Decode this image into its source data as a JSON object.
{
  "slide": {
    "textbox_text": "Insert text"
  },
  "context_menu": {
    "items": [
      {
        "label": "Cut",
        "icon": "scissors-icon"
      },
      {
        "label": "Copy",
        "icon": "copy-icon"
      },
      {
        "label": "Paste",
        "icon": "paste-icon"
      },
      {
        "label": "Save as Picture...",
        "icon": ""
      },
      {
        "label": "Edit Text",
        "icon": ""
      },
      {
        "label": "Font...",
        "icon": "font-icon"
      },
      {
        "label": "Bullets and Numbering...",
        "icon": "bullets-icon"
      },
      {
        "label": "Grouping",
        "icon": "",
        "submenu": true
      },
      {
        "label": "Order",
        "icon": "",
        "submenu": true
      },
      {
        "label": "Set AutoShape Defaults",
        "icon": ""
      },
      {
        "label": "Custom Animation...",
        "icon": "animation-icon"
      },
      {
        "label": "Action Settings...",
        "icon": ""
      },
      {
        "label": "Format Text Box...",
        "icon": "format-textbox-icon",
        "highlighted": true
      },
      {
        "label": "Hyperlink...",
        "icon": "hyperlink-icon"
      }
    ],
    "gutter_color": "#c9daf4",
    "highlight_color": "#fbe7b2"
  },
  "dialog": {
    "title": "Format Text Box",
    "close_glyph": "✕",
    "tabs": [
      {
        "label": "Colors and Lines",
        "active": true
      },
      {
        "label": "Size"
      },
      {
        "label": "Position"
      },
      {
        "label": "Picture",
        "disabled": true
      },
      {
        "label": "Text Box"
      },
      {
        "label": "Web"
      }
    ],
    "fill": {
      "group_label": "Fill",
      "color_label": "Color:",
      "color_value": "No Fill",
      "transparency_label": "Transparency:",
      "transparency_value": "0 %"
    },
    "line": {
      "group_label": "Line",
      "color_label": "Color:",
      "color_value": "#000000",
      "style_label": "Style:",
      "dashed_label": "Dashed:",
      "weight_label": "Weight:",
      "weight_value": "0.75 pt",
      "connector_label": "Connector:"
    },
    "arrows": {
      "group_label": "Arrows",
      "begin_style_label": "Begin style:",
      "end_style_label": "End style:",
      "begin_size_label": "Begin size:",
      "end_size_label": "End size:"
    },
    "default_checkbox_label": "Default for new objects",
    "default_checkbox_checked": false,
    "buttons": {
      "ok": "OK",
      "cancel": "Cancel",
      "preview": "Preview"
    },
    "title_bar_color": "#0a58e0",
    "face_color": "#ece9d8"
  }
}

————————

All of the entries should be written out again exactly.

Decode this image into its source data as a JSON object.
{
  "slide": {
    "textbox_text": "Insert text"
  },
  "context_menu": {
    "items": [
      {
        "label": "Cut",
        "icon": "scissors-icon"
      },
      {
        "label": "Copy",
        "icon": "copy-icon"
      },
      {
        "label": "Paste",
        "icon": "paste-icon"
      },
      {
        "label": "Save as Picture...",
        "icon": ""
      },
      {
        "label": "Edit Text",
        "icon": ""
      },
      {
        "label": "Font...",
        "icon": "font-icon"
      },
      {
        "label": "Bullets and Numbering...",
        "icon": "bullets-icon"
      },
      {
        "label": "Grouping",
        "icon": "",
        "submenu": true
      },
      {
        "label": "Order",
        "icon": "",
        "submenu": true
      },
      {
        "label": "Set AutoShape Defaults",
        "icon": ""
      },
      {
        "label": "Custom Animation...",
        "icon": "animation-icon"
      },
      {
        "label": "Action Settings...",
        "icon": ""
      },
      {
        "label": "Format Text Box...",
        "icon": "format-textbox-icon",
        "highlighted": true
      },
      {
        "label": "Hyperlink...",
        "icon": "hyperlink-icon"
      }
    ],
    "gutter_color": "#c9daf4",
    "highlight_color": "#fbe7b2"
  },
  "dialog": {
    "title": "Format Text Box",
    "close_glyph": "✕",
    "tabs": [
      {
        "label": "Colors and Lines",
        "active": true
      },
      {
        "label": "Size"
      },
      {
        "label": "Position"
      },
      {
        "label": "Picture",
        "disabled": true
      },
      {
        "label": "Text Box"
      },
      {
        "label": "Web"
      }
    ],
    "fill": {
      "group_label": "Fill",
      "color_label": "Color:",
      "color_value": "No Fill",
      "transparency_label": "Transparency:",
      "transparency_value": "0 %"
    },
    "line": {
      "group_label": "Line",
      "color_label": "Color:",
      "color_value": "#000000",
      "style_label": "Style:",
      "dashed_label": "Dashed:",
      "weight_label": "Weight:",
      "weight_value": "0.75 pt",
      "connector_label": "Connector:"
    },
    "arrows": {
      "group_label": "Arrows",
      "begin_style_label": "Begin style:",
      "end_style_label": "End style:",
      "begin_size_label": "Begin size:",
      "end_size_label": "End size:"
    },
    "default_checkbox_label": "Default for new objects",
    "default_checkbox_checked": false,
    "buttons": {
      "ok": "OK",
      "cancel": "Cancel",
      "preview": "Preview"
    },
    "title_bar_color": "#0a58e0",
    "face_color": "#ece9d8"
  }
}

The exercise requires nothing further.